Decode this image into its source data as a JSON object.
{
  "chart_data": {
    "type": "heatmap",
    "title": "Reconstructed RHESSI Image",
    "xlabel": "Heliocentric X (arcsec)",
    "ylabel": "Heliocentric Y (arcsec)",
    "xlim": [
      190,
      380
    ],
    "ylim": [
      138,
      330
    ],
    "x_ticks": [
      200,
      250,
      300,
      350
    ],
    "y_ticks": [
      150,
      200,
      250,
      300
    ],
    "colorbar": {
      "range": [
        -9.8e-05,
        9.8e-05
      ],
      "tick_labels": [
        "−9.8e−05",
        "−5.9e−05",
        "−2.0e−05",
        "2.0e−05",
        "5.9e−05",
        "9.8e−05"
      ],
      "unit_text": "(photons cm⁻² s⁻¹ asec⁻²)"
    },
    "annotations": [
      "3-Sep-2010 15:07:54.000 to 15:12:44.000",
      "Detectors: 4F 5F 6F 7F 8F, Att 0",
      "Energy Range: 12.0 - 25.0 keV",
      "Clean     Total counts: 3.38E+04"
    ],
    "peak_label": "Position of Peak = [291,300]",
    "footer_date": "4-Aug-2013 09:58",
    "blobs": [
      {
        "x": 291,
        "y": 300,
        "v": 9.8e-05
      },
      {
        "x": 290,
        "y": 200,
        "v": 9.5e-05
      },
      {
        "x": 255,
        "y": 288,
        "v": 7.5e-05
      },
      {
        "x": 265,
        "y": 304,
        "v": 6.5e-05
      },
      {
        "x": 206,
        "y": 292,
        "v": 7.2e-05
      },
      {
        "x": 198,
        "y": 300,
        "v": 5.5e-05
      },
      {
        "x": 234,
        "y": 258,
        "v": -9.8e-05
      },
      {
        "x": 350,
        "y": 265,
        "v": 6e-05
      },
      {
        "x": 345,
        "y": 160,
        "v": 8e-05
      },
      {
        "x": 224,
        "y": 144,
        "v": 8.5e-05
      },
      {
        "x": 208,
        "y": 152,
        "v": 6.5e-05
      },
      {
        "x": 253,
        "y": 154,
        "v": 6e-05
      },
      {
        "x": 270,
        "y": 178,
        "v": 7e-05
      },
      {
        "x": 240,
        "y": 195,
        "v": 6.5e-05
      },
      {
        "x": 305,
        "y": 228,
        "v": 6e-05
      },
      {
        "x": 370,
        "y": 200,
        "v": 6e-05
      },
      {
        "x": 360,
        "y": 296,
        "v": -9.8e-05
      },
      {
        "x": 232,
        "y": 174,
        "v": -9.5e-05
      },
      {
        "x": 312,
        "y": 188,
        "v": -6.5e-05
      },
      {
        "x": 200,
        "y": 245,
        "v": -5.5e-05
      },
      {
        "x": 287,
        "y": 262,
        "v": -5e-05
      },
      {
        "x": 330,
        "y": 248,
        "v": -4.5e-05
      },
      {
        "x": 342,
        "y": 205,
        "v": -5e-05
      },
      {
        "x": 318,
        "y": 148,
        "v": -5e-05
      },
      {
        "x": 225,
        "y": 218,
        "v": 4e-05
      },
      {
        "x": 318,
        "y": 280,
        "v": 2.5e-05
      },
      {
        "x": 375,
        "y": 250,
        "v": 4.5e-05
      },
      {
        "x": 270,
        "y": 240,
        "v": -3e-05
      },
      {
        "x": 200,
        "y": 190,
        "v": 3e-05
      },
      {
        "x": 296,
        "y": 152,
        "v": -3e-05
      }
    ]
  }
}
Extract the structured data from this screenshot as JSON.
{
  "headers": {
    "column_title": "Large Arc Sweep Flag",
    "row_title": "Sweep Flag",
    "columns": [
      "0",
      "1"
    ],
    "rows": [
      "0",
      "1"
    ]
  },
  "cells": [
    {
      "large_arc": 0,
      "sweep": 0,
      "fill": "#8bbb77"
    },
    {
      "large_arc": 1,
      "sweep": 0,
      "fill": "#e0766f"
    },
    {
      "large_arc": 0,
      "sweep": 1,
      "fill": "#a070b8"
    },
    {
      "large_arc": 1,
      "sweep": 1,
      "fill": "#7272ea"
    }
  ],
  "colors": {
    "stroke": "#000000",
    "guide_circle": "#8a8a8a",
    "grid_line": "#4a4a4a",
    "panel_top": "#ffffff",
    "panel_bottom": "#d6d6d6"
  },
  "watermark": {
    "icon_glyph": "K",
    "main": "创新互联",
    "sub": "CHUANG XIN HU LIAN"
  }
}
++++++++++
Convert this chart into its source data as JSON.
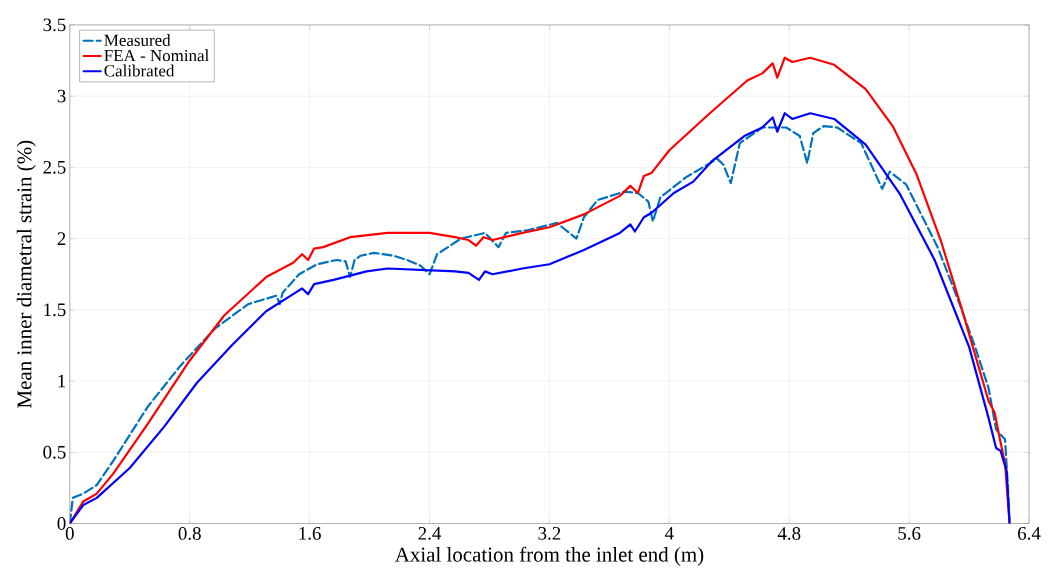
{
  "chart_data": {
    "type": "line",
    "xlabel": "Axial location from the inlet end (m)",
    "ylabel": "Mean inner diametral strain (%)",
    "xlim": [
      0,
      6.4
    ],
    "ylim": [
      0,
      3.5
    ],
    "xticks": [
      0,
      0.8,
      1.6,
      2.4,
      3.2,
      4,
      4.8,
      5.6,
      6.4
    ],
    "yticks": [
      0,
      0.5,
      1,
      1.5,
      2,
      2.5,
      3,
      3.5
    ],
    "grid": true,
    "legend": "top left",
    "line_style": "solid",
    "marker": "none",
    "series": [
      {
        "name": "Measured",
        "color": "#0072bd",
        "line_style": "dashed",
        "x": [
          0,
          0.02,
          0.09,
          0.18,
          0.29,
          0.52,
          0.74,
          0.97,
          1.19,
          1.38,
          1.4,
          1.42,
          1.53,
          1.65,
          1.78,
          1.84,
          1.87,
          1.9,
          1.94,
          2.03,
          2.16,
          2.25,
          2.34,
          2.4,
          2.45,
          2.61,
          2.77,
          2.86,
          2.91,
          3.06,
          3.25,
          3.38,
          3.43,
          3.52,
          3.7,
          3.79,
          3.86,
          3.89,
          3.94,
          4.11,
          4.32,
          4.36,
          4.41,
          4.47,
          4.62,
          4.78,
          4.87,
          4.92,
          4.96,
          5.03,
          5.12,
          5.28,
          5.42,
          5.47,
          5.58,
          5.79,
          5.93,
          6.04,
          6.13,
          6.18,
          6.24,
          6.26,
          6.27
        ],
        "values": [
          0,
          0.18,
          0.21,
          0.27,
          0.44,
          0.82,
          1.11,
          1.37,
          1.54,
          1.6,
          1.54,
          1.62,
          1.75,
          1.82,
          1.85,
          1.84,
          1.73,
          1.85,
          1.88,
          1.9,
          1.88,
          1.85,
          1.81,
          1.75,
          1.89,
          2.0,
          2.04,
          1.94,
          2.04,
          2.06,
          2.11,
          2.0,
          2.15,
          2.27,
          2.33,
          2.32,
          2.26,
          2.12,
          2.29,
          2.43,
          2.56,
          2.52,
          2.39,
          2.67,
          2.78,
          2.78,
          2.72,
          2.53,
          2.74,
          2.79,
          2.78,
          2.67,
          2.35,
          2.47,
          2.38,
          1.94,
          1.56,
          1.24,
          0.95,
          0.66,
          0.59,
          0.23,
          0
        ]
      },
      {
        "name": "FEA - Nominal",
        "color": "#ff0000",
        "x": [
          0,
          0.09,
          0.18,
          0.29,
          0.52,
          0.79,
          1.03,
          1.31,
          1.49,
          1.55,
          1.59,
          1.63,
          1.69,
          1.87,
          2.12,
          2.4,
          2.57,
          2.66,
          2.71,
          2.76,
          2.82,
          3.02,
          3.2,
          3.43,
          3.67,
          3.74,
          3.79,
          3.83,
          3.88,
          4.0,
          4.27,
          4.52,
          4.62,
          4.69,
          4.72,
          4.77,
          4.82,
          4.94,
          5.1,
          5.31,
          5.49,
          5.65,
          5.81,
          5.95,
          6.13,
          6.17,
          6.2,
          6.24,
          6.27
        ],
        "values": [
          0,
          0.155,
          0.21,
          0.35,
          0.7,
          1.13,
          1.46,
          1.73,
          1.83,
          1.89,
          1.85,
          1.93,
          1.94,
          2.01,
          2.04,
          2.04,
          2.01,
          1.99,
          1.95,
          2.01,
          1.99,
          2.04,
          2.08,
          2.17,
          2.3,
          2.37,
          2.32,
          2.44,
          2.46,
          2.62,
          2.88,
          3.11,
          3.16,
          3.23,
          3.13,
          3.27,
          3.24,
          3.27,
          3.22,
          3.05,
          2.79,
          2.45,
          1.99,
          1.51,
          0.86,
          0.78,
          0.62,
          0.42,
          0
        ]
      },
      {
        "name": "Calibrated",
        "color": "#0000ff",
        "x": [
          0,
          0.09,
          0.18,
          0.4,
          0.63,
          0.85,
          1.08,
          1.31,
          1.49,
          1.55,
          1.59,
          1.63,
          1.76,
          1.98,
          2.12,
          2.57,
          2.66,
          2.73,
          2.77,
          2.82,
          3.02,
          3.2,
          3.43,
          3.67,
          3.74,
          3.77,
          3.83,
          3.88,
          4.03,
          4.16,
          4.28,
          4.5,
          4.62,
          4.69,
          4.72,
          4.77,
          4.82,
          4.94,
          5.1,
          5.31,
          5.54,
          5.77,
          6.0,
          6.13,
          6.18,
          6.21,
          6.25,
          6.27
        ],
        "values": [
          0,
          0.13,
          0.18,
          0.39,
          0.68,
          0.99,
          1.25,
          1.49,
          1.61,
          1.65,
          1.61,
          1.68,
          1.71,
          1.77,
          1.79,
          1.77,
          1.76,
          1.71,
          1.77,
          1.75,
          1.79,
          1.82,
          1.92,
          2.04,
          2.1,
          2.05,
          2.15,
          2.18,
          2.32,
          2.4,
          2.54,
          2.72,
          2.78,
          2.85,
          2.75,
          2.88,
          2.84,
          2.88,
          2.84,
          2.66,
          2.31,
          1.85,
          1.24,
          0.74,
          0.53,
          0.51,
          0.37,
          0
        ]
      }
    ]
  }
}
++++++++++
=== TO BE DONE ===
Go through the listing above and locate each line that holds the word "fill". Copy those lines.

=== THE REPLY ===
      "fill": "#8bbb77"
      "fill": "#e0766f"
      "fill": "#a070b8"
      "fill": "#7272ea"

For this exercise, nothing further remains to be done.